─── RECORDED DATA ───

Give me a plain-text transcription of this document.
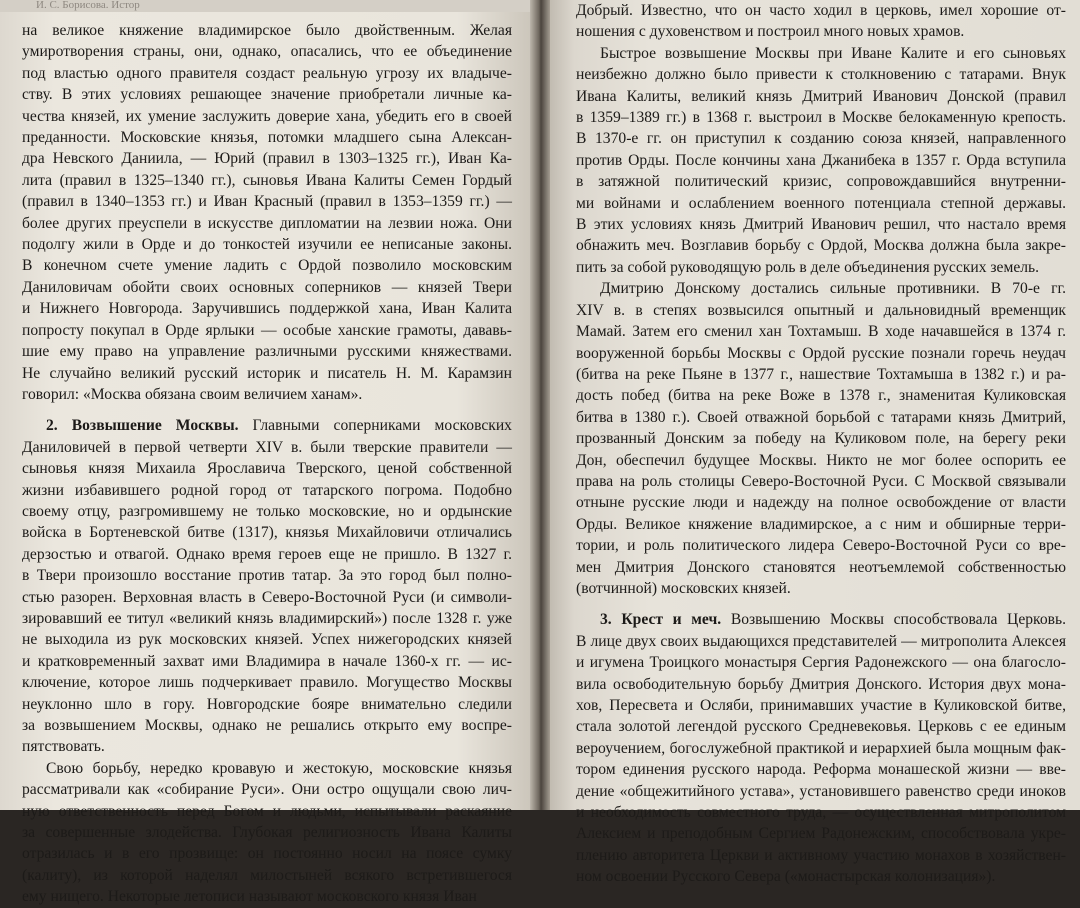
И. С. Борисова. Истор
на великое княжение владимирское было двойственным. Желая
умиротворения страны, они, однако, опасались, что ее объединение
под властью одного правителя создаст реальную угрозу их владыче-
ству. В этих условиях решающее значение приобретали личные ка-
чества князей, их умение заслужить доверие хана, убедить его в своей
преданности. Московские князья, потомки младшего сына Алексан-
дра Невского Даниила, — Юрий (правил в 1303–1325 гг.), Иван Ка-
лита (правил в 1325–1340 гг.), сыновья Ивана Калиты Семен Гордый
(правил в 1340–1353 гг.) и Иван Красный (правил в 1353–1359 гг.) —
более других преуспели в искусстве дипломатии на лезвии ножа. Они
подолгу жили в Орде и до тонкостей изучили ее неписаные законы.
В конечном счете умение ладить с Ордой позволило московским
Даниловичам обойти своих основных соперников — князей Твери
и Нижнего Новгорода. Заручившись поддержкой хана, Иван Калита
попросту покупал в Орде ярлыки — особые ханские грамоты, дававь-
шие ему право на управление различными русскими княжествами.
Не случайно великий русский историк и писатель Н. М. Карамзин
говорил: «Москва обязана своим величием ханам».
2. Возвышение Москвы. Главными соперниками московских
Даниловичей в первой четверти XIV в. были тверские правители —
сыновья князя Михаила Ярославича Тверского, ценой собственной
жизни избавившего родной город от татарского погрома. Подобно
своему отцу, разгромившему не только московские, но и ордынские
войска в Бортеневской битве (1317), князья Михайловичи отличались
дерзостью и отвагой. Однако время героев еще не пришло. В 1327 г.
в Твери произошло восстание против татар. За это город был полно-
стью разорен. Верховная власть в Северо-Восточной Руси (и символи-
зировавший ее титул «великий князь владимирский») после 1328 г. уже
не выходила из рук московских князей. Успех нижегородских князей
и кратковременный захват ими Владимира в начале 1360-х гг. — ис-
ключение, которое лишь подчеркивает правило. Могущество Москвы
неуклонно шло в гору. Новгородские бояре внимательно следили
за возвышением Москвы, однако не решались открыто ему воспре-
пятствовать.
Свою борьбу, нередко кровавую и жестокую, московские князья
рассматривали как «собирание Руси». Они остро ощущали свою лич-
ную ответственность перед Богом и людьми, испытывали раскаяние
за совершенные злодейства. Глубокая религиозность Ивана Калиты
отразилась и в его прозвище: он постоянно носил на поясе сумку
(калиту), из которой наделял милостыней всякого встретившегося
ему нищего. Некоторые летописи называют московского князя Иван
Добрый. Известно, что он часто ходил в церковь, имел хорошие от-
ношения с духовенством и построил много новых храмов.
Быстрое возвышение Москвы при Иване Калите и его сыновьях
неизбежно должно было привести к столкновению с татарами. Внук
Ивана Калиты, великий князь Дмитрий Иванович Донской (правил
в 1359–1389 гг.) в 1368 г. выстроил в Москве белокаменную крепость.
В 1370-е гг. он приступил к созданию союза князей, направленного
против Орды. После кончины хана Джанибека в 1357 г. Орда вступила
в затяжной политический кризис, сопровождавшийся внутренни-
ми войнами и ослаблением военного потенциала степной державы.
В этих условиях князь Дмитрий Иванович решил, что настало время
обнажить меч. Возглавив борьбу с Ордой, Москва должна была закре-
пить за собой руководящую роль в деле объединения русских земель.
Дмитрию Донскому достались сильные противники. В 70-е гг.
XIV в. в степях возвысился опытный и дальновидный временщик
Мамай. Затем его сменил хан Тохтамыш. В ходе начавшейся в 1374 г.
вооруженной борьбы Москвы с Ордой русские познали горечь неудач
(битва на реке Пьяне в 1377 г., нашествие Тохтамыша в 1382 г.) и ра-
дость побед (битва на реке Воже в 1378 г., знаменитая Куликовская
битва в 1380 г.). Своей отважной борьбой с татарами князь Дмитрий,
прозванный Донским за победу на Куликовом поле, на берегу реки
Дон, обеспечил будущее Москвы. Никто не мог более оспорить ее
права на роль столицы Северо-Восточной Руси. С Москвой связывали
отныне русские люди и надежду на полное освобождение от власти
Орды. Великое княжение владимирское, а с ним и обширные терри-
тории, и роль политического лидера Северо-Восточной Руси со вре-
мен Дмитрия Донского становятся неотъемлемой собственностью
(вотчинной) московских князей.
3. Крест и меч. Возвышению Москвы способствовала Церковь.
В лице двух своих выдающихся представителей — митрополита Алексея
и игумена Троицкого монастыря Сергия Радонежского — она благосло-
вила освободительную борьбу Дмитрия Донского. История двух мона-
хов, Пересвета и Осляби, принимавших участие в Куликовской битве,
стала золотой легендой русского Средневековья. Церковь с ее единым
вероучением, богослужебной практикой и иерархией была мощным фак-
тором единения русского народа. Реформа монашеской жизни — вве-
дение «общежитийного устава», установившего равенство среди иноков
и необходимость совместного труда, — осуществленная митрополитом
Алексием и преподобным Сергием Радонежским, способствовала укре-
плению авторитета Церкви и активному участию монахов в хозяйствен-
ном освоении Русского Севера («монастырская колонизация»).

───

_PROBLEM STATEMENT_: All the lines above are to be reproduced exactly, except the pictures.

_ANSWER TO THIS EXERCISE_:
Give me a plain-text transcription of this document.
И. С. Борисова. Истор
на великое княжение владимирское было двойственным. Желая
умиротворения страны, они, однако, опасались, что ее объединение
под властью одного правителя создаст реальную угрозу их владыче-
ству. В этих условиях решающее значение приобретали личные ка-
чества князей, их умение заслужить доверие хана, убедить его в своей
преданности. Московские князья, потомки младшего сына Алексан-
дра Невского Даниила, — Юрий (правил в 1303–1325 гг.), Иван Ка-
лита (правил в 1325–1340 гг.), сыновья Ивана Калиты Семен Гордый
(правил в 1340–1353 гг.) и Иван Красный (правил в 1353–1359 гг.) —
более других преуспели в искусстве дипломатии на лезвии ножа. Они
подолгу жили в Орде и до тонкостей изучили ее неписаные законы.
В конечном счете умение ладить с Ордой позволило московским
Даниловичам обойти своих основных соперников — князей Твери
и Нижнего Новгорода. Заручившись поддержкой хана, Иван Калита
попросту покупал в Орде ярлыки — особые ханские грамоты, дававь-
шие ему право на управление различными русскими княжествами.
Не случайно великий русский историк и писатель Н. М. Карамзин
говорил: «Москва обязана своим величием ханам».
2. Возвышение Москвы. Главными соперниками московских
Даниловичей в первой четверти XIV в. были тверские правители —
сыновья князя Михаила Ярославича Тверского, ценой собственной
жизни избавившего родной город от татарского погрома. Подобно
своему отцу, разгромившему не только московские, но и ордынские
войска в Бортеневской битве (1317), князья Михайловичи отличались
дерзостью и отвагой. Однако время героев еще не пришло. В 1327 г.
в Твери произошло восстание против татар. За это город был полно-
стью разорен. Верховная власть в Северо-Восточной Руси (и символи-
зировавший ее титул «великий князь владимирский») после 1328 г. уже
не выходила из рук московских князей. Успех нижегородских князей
и кратковременный захват ими Владимира в начале 1360-х гг. — ис-
ключение, которое лишь подчеркивает правило. Могущество Москвы
неуклонно шло в гору. Новгородские бояре внимательно следили
за возвышением Москвы, однако не решались открыто ему воспре-
пятствовать.
Свою борьбу, нередко кровавую и жестокую, московские князья
рассматривали как «собирание Руси». Они остро ощущали свою лич-
ную ответственность перед Богом и людьми, испытывали раскаяние
за совершенные злодейства. Глубокая религиозность Ивана Калиты
отразилась и в его прозвище: он постоянно носил на поясе сумку
(калиту), из которой наделял милостыней всякого встретившегося
ему нищего. Некоторые летописи называют московского князя Иван
Добрый. Известно, что он часто ходил в церковь, имел хорошие от-
ношения с духовенством и построил много новых храмов.
Быстрое возвышение Москвы при Иване Калите и его сыновьях
неизбежно должно было привести к столкновению с татарами. Внук
Ивана Калиты, великий князь Дмитрий Иванович Донской (правил
в 1359–1389 гг.) в 1368 г. выстроил в Москве белокаменную крепость.
В 1370-е гг. он приступил к созданию союза князей, направленного
против Орды. После кончины хана Джанибека в 1357 г. Орда вступила
в затяжной политический кризис, сопровождавшийся внутренни-
ми войнами и ослаблением военного потенциала степной державы.
В этих условиях князь Дмитрий Иванович решил, что настало время
обнажить меч. Возглавив борьбу с Ордой, Москва должна была закре-
пить за собой руководящую роль в деле объединения русских земель.
Дмитрию Донскому достались сильные противники. В 70-е гг.
XIV в. в степях возвысился опытный и дальновидный временщик
Мамай. Затем его сменил хан Тохтамыш. В ходе начавшейся в 1374 г.
вооруженной борьбы Москвы с Ордой русские познали горечь неудач
(битва на реке Пьяне в 1377 г., нашествие Тохтамыша в 1382 г.) и ра-
дость побед (битва на реке Воже в 1378 г., знаменитая Куликовская
битва в 1380 г.). Своей отважной борьбой с татарами князь Дмитрий,
прозванный Донским за победу на Куликовом поле, на берегу реки
Дон, обеспечил будущее Москвы. Никто не мог более оспорить ее
права на роль столицы Северо-Восточной Руси. С Москвой связывали
отныне русские люди и надежду на полное освобождение от власти
Орды. Великое княжение владимирское, а с ним и обширные терри-
тории, и роль политического лидера Северо-Восточной Руси со вре-
мен Дмитрия Донского становятся неотъемлемой собственностью
(вотчинной) московских князей.
3. Крест и меч. Возвышению Москвы способствовала Церковь.
В лице двух своих выдающихся представителей — митрополита Алексея
и игумена Троицкого монастыря Сергия Радонежского — она благосло-
вила освободительную борьбу Дмитрия Донского. История двух мона-
хов, Пересвета и Осляби, принимавших участие в Куликовской битве,
стала золотой легендой русского Средневековья. Церковь с ее единым
вероучением, богослужебной практикой и иерархией была мощным фак-
тором единения русского народа. Реформа монашеской жизни — вве-
дение «общежитийного устава», установившего равенство среди иноков
и необходимость совместного труда, — осуществленная митрополитом
Алексием и преподобным Сергием Радонежским, способствовала укре-
плению авторитета Церкви и активному участию монахов в хозяйствен-
ном освоении Русского Севера («монастырская колонизация»).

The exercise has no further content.